Go through the records and copy each line where the word "content" occurs.

* Start Provided records *

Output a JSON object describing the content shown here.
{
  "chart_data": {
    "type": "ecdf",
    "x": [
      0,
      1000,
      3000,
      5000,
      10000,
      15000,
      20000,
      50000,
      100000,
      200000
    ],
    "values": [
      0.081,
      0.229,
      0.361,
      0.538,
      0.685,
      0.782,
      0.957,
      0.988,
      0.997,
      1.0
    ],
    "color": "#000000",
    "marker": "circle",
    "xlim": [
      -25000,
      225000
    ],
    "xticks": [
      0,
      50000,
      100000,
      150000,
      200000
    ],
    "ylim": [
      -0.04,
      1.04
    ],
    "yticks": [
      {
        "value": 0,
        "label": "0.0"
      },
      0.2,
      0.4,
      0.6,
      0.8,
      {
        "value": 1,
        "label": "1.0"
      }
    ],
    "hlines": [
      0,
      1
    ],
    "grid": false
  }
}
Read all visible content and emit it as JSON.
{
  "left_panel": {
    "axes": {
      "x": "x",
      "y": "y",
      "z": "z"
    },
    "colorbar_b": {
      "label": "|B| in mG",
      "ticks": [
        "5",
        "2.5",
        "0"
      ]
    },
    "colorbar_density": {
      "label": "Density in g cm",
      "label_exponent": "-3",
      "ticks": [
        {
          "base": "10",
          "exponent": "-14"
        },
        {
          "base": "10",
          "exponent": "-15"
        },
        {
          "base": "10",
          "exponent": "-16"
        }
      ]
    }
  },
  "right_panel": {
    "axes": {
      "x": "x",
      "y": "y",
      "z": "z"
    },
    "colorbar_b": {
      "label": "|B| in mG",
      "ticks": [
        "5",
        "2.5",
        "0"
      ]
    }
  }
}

* End Provided records *

* **Solution**
Output a JSON object describing the content shown here.
Read all visible content and emit it as JSON.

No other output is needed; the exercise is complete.